**Task description**
Copy each line of the records that contains the word "Start".

===== Data supplied

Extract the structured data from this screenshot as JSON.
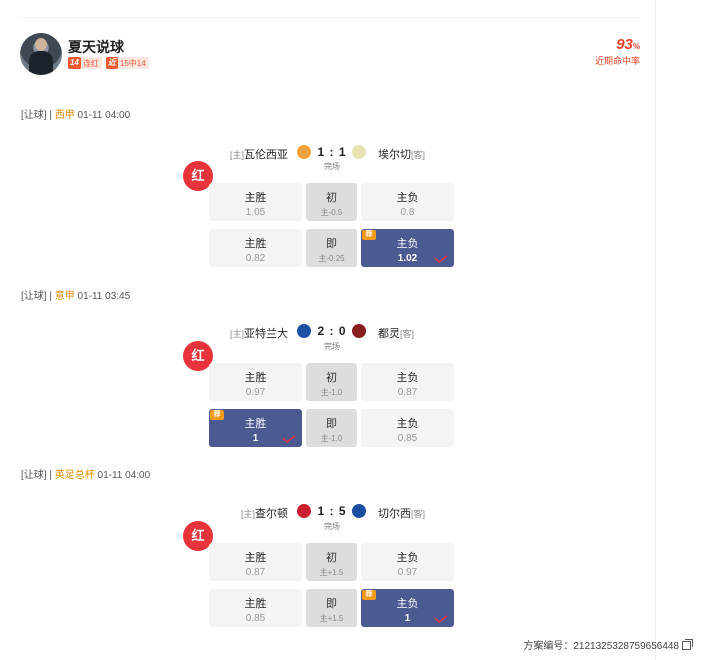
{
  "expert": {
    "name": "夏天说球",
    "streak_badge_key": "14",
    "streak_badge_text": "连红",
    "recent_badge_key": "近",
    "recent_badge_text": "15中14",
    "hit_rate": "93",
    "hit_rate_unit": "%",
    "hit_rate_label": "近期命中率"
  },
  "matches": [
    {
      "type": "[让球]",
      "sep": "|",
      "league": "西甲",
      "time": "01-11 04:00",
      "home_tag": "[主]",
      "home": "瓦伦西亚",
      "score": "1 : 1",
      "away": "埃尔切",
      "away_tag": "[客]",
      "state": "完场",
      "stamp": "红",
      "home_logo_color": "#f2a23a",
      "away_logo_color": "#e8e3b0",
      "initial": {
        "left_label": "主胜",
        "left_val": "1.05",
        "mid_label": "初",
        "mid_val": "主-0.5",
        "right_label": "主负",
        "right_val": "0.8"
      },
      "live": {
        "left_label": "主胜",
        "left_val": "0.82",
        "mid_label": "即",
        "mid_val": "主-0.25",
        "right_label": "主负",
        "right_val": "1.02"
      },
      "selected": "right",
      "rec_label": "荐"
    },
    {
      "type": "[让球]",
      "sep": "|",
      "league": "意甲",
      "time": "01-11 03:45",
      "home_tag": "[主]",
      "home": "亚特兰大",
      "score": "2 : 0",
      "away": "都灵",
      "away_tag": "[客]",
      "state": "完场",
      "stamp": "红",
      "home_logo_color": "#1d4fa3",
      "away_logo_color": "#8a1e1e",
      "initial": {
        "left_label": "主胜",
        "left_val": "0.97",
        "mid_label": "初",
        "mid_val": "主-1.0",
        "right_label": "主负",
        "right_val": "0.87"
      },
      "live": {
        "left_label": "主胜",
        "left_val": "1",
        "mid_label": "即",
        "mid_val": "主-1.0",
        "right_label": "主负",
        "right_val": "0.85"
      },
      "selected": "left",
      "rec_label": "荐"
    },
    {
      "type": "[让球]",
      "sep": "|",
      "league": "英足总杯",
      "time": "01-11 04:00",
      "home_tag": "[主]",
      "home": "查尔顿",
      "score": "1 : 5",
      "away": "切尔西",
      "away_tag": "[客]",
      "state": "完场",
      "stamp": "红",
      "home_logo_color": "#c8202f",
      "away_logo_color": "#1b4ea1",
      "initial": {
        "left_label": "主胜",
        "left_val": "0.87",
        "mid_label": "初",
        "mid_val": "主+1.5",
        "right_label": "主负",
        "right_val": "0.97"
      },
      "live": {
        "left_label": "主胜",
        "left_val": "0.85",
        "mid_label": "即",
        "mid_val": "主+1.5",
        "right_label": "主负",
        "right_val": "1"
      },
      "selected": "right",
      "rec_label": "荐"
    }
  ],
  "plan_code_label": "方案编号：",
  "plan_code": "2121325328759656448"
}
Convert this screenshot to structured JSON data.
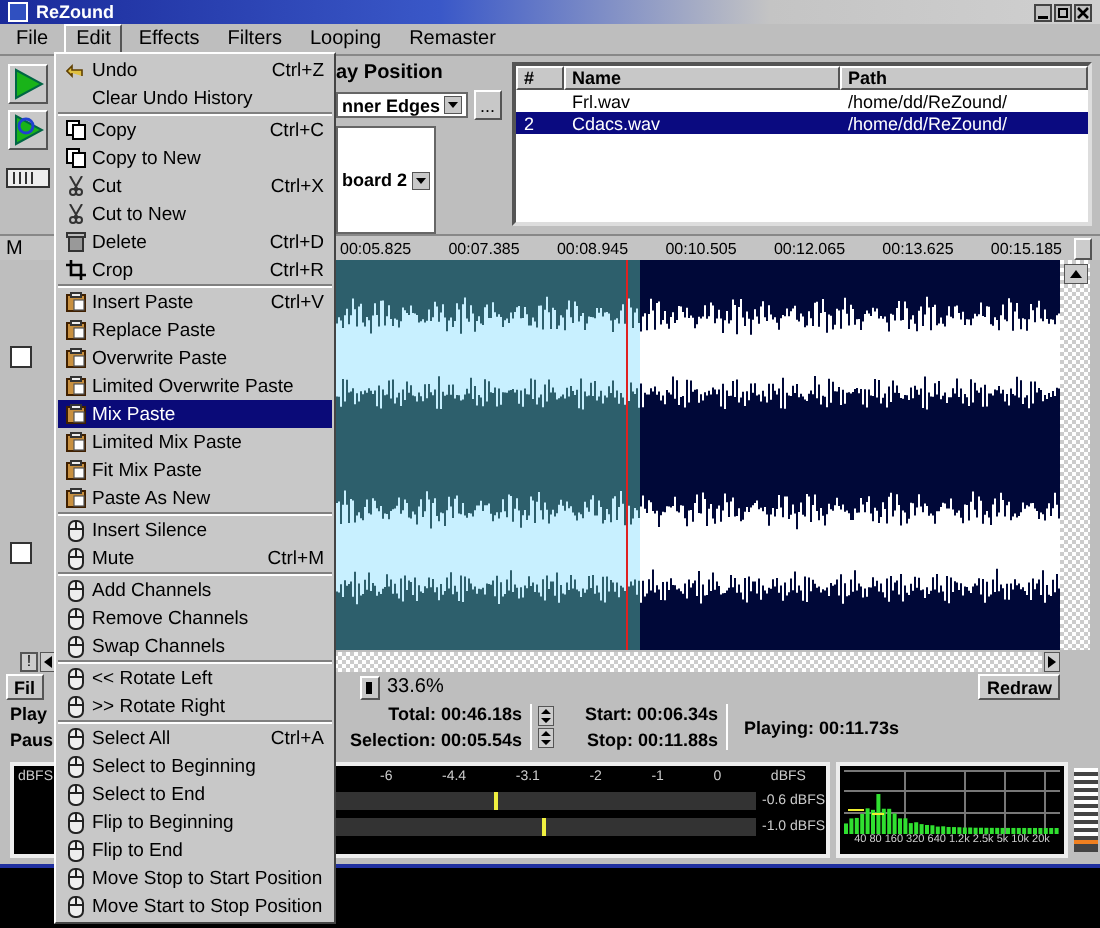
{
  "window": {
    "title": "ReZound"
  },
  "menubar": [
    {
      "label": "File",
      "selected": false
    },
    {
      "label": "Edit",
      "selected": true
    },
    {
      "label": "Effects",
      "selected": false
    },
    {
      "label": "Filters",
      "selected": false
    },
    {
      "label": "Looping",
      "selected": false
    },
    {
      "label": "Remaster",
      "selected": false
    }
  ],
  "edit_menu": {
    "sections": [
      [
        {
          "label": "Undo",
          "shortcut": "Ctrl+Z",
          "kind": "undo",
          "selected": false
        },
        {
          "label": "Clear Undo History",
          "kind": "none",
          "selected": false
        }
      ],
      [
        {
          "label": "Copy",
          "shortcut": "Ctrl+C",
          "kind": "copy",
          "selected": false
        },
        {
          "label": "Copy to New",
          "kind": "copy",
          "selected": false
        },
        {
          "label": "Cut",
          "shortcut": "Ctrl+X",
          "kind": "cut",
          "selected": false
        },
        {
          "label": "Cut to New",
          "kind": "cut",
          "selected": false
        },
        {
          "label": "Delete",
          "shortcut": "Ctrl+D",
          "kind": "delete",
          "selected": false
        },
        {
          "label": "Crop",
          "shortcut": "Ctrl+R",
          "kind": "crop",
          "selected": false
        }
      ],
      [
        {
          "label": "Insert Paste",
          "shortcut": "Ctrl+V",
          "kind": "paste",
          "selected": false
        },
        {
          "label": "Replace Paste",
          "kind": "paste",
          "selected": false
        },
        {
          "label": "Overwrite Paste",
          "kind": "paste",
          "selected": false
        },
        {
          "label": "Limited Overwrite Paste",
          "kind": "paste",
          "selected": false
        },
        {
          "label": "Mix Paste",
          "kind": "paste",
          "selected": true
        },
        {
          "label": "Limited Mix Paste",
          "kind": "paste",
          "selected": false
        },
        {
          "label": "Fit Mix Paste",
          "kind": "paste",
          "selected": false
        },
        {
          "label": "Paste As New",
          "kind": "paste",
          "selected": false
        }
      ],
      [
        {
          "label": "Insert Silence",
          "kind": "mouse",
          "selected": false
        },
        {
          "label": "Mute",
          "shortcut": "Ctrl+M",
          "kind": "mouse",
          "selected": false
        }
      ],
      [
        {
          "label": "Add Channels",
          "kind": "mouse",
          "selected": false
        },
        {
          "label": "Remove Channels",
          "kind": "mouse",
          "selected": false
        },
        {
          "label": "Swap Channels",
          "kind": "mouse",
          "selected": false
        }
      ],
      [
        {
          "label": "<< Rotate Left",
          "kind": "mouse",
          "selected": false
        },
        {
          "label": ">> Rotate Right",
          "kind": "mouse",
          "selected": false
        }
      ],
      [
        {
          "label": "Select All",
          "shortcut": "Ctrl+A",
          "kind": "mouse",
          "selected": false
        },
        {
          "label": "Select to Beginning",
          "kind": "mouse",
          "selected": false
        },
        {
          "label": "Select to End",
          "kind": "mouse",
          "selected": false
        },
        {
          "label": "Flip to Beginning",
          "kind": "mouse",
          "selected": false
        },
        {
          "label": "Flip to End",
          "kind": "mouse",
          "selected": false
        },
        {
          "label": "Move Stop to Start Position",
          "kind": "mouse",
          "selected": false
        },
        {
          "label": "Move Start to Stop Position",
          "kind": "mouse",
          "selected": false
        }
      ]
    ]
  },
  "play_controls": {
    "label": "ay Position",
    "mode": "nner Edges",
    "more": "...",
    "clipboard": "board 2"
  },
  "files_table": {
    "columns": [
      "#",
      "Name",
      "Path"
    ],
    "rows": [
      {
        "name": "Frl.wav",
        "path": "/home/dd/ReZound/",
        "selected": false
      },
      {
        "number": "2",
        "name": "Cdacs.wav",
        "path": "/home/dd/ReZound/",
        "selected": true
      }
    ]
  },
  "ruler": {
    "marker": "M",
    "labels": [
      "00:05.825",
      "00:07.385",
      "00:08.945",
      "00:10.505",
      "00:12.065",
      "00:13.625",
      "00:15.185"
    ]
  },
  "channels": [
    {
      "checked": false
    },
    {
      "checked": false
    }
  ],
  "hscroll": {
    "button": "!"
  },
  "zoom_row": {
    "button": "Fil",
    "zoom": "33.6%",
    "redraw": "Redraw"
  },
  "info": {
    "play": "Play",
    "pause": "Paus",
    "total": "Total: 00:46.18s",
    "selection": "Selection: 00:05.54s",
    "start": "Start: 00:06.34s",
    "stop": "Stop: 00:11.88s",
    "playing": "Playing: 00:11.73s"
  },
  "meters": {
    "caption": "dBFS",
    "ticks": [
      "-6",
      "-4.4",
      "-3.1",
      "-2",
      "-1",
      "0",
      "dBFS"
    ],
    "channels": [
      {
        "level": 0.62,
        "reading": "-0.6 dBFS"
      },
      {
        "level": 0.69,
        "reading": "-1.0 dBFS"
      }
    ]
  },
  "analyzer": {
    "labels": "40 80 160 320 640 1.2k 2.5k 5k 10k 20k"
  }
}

==========

**Exercise result**
          "label": "Move Stop to Start Position",
          "label": "Move Start to Stop Position",
    "start": "Start: 00:06.34s",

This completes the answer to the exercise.